Stored rows ->
◆ ◆ ◆

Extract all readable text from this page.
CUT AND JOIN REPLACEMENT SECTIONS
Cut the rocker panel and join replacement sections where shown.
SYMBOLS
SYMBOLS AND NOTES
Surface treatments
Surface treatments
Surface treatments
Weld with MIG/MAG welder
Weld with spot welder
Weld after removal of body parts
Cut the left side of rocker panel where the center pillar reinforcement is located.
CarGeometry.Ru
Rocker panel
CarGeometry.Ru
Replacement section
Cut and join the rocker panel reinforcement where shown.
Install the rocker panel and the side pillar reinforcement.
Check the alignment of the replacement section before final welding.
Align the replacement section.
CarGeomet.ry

◆ ◆ ◆

Given instruction ->
Return each entry from the material above exactly as it appears.

Solution below ->
Extract all readable text from this page.
CUT AND JOIN REPLACEMENT SECTIONS
Cut the rocker panel and join replacement sections where shown.
SYMBOLS
SYMBOLS AND NOTES
Surface treatments
Surface treatments
Surface treatments
Weld with MIG/MAG welder
Weld with spot welder
Weld after removal of body parts
Cut the left side of rocker panel where the center pillar reinforcement is located.
CarGeometry.Ru
Rocker panel
CarGeometry.Ru
Replacement section
Cut and join the rocker panel reinforcement where shown.
Install the rocker panel and the side pillar reinforcement.
Check the alignment of the replacement section before final welding.
Align the replacement section.
CarGeomet.ry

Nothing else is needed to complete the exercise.